## EXERCISE AIM
Return all lines from the listing below in which the string "connaissances" occurs.

[start of RECORDS FOR PROCESSING]

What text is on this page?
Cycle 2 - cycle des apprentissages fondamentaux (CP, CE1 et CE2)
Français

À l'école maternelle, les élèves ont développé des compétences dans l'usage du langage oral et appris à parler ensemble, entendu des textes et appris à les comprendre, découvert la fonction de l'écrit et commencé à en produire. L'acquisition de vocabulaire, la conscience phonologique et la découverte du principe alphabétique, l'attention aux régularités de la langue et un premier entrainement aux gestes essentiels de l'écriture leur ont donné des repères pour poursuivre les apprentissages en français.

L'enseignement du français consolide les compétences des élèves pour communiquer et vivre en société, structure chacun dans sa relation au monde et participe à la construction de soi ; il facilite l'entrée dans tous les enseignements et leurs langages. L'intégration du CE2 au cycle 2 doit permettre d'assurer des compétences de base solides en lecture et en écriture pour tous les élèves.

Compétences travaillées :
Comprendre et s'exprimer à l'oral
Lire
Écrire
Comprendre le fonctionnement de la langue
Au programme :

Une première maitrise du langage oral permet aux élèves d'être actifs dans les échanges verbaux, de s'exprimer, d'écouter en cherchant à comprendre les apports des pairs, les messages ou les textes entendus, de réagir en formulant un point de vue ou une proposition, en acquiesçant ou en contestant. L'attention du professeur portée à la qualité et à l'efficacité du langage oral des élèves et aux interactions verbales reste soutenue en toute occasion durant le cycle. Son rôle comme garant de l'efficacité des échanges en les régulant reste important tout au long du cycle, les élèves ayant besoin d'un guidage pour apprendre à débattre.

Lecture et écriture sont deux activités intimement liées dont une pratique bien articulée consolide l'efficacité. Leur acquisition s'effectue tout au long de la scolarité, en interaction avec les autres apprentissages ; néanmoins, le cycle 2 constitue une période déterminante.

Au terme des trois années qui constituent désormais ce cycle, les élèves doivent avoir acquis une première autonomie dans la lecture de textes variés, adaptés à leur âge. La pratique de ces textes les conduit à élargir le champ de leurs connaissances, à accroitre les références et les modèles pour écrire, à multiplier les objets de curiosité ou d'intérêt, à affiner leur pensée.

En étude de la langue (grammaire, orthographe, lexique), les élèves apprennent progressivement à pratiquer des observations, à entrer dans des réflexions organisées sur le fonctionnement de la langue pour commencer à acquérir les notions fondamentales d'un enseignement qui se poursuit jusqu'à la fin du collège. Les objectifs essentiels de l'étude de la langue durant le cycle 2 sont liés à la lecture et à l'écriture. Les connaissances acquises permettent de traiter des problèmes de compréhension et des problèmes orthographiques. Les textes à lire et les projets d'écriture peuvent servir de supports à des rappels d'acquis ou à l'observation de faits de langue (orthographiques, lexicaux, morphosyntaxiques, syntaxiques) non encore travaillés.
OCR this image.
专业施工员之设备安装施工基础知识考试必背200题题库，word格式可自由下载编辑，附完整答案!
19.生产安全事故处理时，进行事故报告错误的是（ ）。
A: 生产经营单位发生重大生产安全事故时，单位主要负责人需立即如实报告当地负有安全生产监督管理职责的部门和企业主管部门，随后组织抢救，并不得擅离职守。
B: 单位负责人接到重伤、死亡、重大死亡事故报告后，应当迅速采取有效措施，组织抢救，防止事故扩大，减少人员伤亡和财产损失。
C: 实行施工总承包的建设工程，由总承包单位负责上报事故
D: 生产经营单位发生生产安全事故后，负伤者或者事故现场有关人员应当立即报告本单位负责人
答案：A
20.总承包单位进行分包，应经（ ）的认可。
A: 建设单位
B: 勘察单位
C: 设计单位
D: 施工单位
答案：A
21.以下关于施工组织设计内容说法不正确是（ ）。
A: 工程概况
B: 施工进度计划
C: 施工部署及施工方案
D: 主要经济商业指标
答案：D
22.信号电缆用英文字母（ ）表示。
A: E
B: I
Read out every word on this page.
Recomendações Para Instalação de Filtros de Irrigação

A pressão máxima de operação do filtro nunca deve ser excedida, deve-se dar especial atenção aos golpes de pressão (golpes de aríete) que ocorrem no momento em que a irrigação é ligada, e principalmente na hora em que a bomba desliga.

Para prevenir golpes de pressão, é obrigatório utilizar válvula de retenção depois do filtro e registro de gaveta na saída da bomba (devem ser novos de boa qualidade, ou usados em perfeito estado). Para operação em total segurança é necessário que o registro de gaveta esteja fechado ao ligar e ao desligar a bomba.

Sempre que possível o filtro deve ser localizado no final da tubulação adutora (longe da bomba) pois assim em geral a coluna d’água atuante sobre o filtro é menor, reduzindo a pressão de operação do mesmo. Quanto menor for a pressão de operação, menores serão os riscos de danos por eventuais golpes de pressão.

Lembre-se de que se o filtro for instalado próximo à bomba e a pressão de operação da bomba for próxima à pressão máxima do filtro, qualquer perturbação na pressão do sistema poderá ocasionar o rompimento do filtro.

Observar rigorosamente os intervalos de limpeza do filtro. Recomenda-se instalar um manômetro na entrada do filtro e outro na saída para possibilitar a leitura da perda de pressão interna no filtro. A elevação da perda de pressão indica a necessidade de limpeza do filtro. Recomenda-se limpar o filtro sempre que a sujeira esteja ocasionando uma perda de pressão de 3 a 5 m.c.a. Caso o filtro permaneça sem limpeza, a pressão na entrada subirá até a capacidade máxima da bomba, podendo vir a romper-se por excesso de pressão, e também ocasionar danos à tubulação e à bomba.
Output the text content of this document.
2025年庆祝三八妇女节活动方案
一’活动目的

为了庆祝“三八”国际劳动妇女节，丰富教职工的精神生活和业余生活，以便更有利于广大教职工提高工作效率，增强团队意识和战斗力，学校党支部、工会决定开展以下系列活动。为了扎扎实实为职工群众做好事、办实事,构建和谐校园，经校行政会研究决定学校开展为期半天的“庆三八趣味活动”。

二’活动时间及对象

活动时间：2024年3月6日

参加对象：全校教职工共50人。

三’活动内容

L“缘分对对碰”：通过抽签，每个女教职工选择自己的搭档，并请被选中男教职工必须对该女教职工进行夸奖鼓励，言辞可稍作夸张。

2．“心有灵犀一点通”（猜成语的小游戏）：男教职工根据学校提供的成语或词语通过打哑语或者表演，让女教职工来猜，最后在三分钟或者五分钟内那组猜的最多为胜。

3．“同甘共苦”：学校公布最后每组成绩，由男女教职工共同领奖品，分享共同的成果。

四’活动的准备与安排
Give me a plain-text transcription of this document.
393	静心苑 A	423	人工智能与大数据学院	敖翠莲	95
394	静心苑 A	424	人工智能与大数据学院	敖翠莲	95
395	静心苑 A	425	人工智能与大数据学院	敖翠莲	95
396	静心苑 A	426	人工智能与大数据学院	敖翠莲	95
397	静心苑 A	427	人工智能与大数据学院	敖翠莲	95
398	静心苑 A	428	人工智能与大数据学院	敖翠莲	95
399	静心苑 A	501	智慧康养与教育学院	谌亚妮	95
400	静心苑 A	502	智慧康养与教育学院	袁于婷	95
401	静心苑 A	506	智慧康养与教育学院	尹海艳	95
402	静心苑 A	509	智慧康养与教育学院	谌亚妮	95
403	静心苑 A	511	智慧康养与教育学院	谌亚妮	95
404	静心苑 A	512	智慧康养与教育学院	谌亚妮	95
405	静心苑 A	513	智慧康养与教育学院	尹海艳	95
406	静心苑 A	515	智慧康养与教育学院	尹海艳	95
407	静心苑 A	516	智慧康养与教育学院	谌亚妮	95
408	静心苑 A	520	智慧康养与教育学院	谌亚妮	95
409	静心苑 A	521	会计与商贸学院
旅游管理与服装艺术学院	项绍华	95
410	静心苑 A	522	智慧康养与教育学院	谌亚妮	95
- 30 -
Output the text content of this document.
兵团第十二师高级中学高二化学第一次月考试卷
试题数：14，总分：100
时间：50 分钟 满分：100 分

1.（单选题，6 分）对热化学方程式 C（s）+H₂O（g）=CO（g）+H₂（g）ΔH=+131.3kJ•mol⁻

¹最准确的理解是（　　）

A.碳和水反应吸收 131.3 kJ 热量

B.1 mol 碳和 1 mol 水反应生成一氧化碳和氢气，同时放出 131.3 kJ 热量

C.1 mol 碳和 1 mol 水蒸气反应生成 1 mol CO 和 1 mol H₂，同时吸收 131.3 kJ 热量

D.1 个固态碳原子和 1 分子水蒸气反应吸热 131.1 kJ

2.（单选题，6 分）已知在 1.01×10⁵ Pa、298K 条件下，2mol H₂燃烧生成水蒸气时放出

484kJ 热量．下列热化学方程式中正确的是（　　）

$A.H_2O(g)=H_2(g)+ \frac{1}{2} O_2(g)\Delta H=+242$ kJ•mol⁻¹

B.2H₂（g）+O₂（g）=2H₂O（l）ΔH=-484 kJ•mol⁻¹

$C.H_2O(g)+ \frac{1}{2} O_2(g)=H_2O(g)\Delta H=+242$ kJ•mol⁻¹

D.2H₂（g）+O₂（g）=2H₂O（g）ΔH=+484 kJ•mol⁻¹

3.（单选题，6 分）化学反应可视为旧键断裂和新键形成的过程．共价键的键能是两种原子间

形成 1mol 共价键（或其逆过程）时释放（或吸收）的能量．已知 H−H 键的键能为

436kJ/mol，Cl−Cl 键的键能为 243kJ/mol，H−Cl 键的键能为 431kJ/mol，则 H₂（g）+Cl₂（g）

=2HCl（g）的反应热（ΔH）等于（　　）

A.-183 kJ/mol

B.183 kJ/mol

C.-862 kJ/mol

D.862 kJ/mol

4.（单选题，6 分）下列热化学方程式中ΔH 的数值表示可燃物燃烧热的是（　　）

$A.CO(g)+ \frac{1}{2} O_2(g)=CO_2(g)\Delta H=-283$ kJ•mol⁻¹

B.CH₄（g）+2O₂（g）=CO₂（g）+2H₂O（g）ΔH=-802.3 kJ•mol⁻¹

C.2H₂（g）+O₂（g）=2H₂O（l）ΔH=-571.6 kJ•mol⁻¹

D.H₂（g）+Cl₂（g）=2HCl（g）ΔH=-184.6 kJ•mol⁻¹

[end of RECORDS FOR PROCESSING]

## TASK ANSWER
Au terme des trois années qui constituent désormais ce cycle, les élèves doivent avoir acquis une première autonomie dans la lecture de textes variés, adaptés à leur âge. La pratique de ces textes les conduit à élargir le champ de leurs connaissances, à accroitre les références et les modèles pour écrire, à multiplier les objets de curiosité ou d'intérêt, à affiner leur pensée.
En étude de la langue (grammaire, orthographe, lexique), les élèves apprennent progressivement à pratiquer des observations, à entrer dans des réflexions organisées sur le fonctionnement de la langue pour commencer à acquérir les notions fondamentales d'un enseignement qui se poursuit jusqu'à la fin du collège. Les objectifs essentiels de l'étude de la langue durant le cycle 2 sont liés à la lecture et à l'écriture. Les connaissances acquises permettent de traiter des problèmes de compréhension et des problèmes orthographiques. Les textes à lire et les projets d'écriture peuvent servir de supports à des rappels d'acquis ou à l'observation de faits de langue (orthographiques, lexicaux, morphosyntaxiques, syntaxiques) non encore travaillés.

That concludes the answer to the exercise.